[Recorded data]
↓↓↓

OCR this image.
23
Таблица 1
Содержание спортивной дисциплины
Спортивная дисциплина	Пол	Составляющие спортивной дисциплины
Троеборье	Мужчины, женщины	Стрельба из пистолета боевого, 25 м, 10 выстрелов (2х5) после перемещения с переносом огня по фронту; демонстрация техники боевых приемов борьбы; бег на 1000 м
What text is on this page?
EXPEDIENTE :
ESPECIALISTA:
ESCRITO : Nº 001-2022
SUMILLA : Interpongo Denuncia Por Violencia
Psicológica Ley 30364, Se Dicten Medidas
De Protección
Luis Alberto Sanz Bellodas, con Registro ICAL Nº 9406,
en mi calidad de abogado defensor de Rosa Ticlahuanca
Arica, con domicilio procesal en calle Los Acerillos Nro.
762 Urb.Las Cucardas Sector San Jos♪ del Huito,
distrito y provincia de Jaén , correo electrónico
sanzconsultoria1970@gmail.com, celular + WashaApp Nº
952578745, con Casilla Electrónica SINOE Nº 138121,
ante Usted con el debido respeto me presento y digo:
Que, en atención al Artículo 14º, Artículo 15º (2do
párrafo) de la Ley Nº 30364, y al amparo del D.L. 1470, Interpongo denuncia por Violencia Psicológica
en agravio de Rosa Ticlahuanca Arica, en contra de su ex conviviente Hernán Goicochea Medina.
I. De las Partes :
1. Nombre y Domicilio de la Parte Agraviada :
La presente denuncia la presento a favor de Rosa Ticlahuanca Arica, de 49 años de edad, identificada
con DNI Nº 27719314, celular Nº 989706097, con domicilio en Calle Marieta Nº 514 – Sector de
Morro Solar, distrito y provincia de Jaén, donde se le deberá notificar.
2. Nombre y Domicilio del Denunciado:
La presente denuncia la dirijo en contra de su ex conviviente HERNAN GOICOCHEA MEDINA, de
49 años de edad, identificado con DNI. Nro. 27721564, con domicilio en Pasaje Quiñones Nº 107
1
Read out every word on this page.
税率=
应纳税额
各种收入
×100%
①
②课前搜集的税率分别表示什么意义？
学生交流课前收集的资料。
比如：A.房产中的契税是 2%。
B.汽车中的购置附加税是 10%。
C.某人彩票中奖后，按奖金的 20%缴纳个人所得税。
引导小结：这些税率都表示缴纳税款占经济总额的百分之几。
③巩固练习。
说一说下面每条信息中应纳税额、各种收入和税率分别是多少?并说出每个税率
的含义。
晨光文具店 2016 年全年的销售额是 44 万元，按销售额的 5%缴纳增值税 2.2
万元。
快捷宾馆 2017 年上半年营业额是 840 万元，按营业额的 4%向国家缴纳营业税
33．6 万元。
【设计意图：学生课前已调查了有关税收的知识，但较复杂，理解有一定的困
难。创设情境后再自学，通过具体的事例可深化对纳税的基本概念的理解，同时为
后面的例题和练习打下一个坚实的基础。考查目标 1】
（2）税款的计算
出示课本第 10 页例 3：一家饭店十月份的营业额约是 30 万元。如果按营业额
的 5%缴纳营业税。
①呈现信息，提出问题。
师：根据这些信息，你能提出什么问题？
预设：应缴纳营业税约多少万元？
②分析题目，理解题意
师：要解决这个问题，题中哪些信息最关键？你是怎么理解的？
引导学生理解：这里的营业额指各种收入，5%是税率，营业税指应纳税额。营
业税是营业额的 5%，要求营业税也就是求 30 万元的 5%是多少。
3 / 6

↑↑↑
↓↓↓

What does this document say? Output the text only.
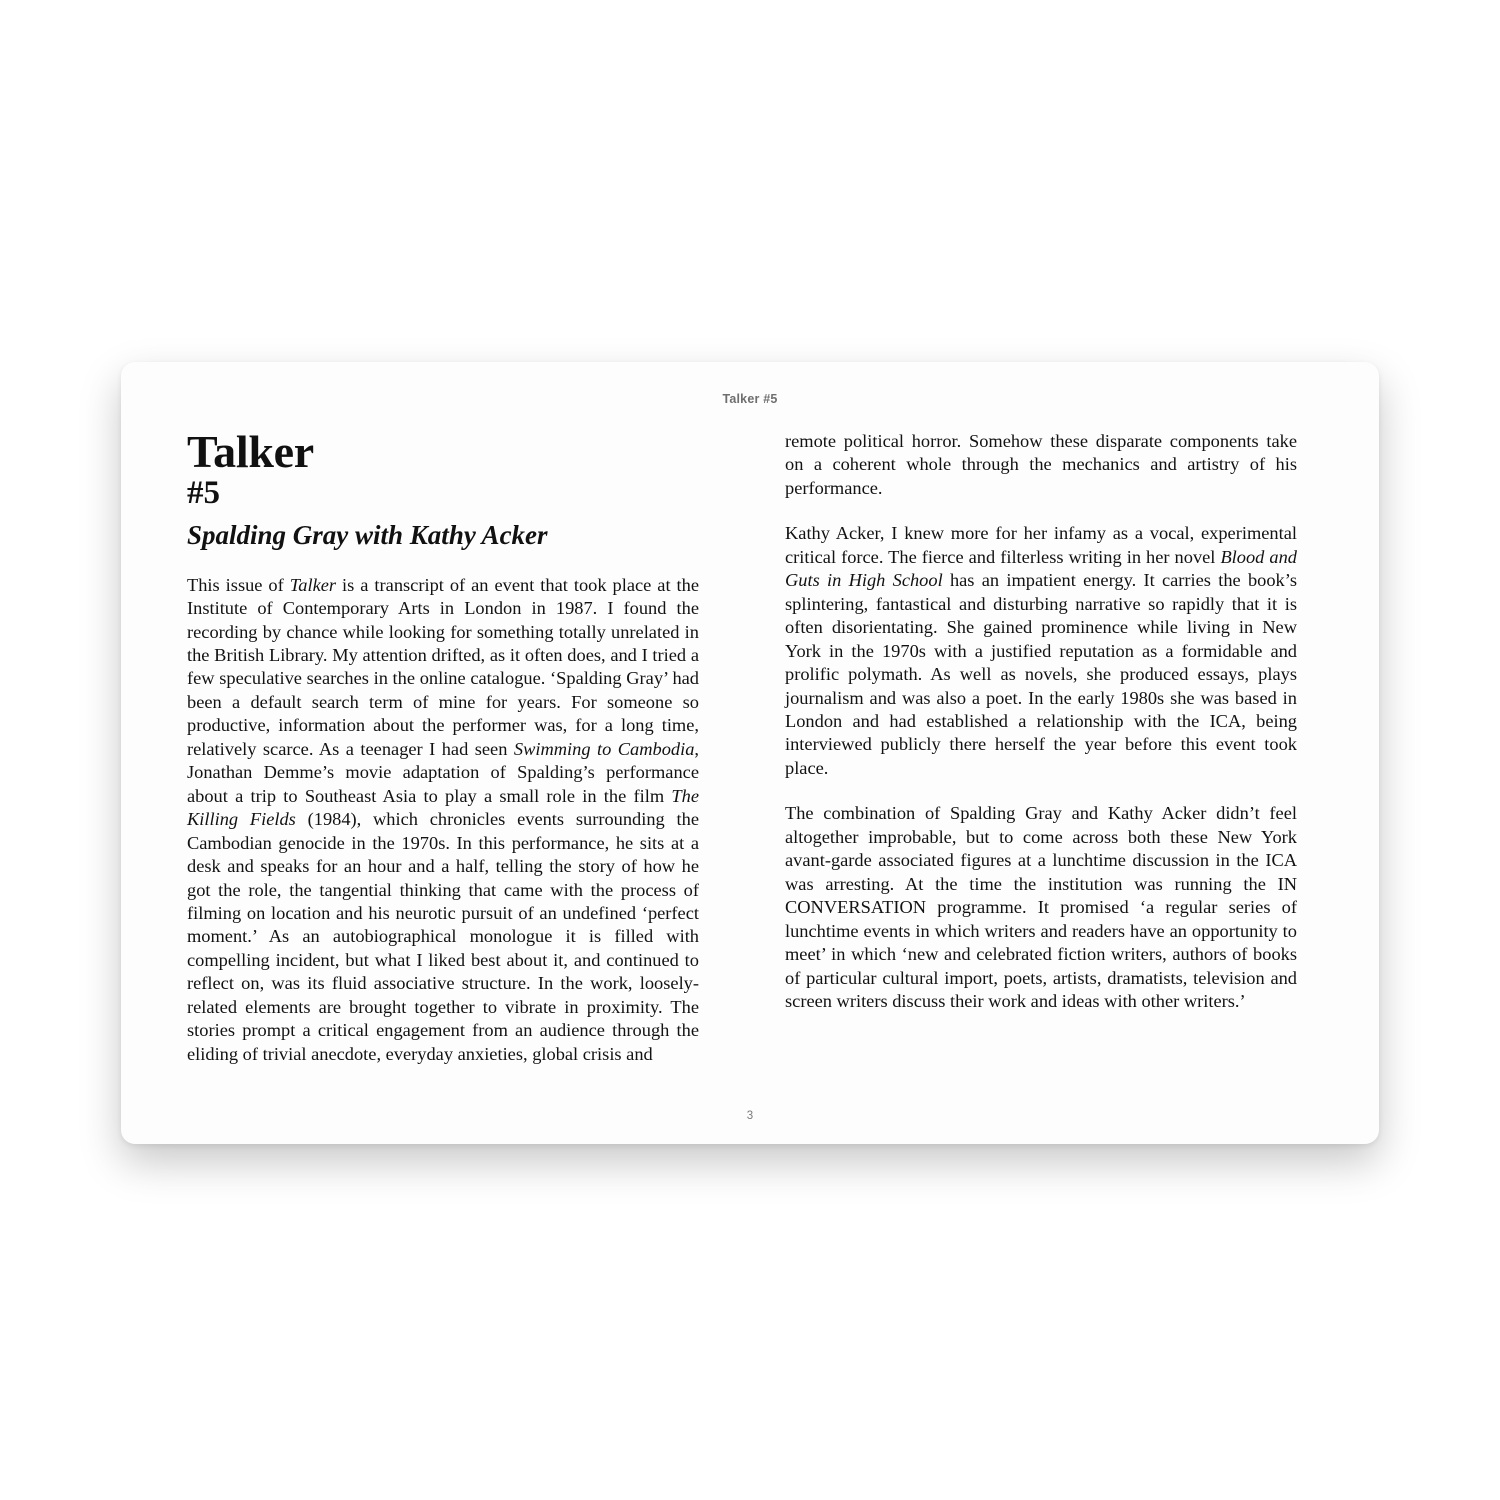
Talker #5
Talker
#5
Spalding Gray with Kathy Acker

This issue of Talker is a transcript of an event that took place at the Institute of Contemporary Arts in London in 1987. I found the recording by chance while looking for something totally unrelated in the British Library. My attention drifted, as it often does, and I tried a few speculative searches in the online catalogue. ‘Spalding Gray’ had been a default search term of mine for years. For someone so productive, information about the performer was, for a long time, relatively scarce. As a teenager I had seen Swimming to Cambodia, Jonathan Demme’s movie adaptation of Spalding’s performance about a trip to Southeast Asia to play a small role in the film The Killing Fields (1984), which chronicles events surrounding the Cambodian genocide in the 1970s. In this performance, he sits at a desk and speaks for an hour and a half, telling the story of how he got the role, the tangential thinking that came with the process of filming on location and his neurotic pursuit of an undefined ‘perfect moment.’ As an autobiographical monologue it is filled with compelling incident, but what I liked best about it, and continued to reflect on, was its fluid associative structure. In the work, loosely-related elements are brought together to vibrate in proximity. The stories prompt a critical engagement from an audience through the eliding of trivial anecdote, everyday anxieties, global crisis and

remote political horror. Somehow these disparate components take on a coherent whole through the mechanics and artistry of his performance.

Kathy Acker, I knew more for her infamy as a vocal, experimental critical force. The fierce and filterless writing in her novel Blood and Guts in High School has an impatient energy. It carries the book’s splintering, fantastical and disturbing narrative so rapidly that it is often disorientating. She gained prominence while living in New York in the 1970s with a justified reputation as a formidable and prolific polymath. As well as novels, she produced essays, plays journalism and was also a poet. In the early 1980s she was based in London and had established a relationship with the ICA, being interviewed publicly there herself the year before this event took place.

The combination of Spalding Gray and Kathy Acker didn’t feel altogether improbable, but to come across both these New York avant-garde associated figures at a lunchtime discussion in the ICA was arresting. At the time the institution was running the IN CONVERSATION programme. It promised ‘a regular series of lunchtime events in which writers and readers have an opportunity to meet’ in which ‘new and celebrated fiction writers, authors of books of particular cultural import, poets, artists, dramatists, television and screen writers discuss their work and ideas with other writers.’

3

↑↑↑

▶ INSTRUCTIONS TO FOLLOW: Using the records above, pull out each line where the word "edad" occurs.

▶ PROBLEM SOLUTION:
La presente denuncia la presento a favor de Rosa Ticlahuanca Arica, de 49 años de edad, identificada
49 años de edad, identificado con DNI. Nro. 27721564, con domicilio en Pasaje Quiñones Nº 107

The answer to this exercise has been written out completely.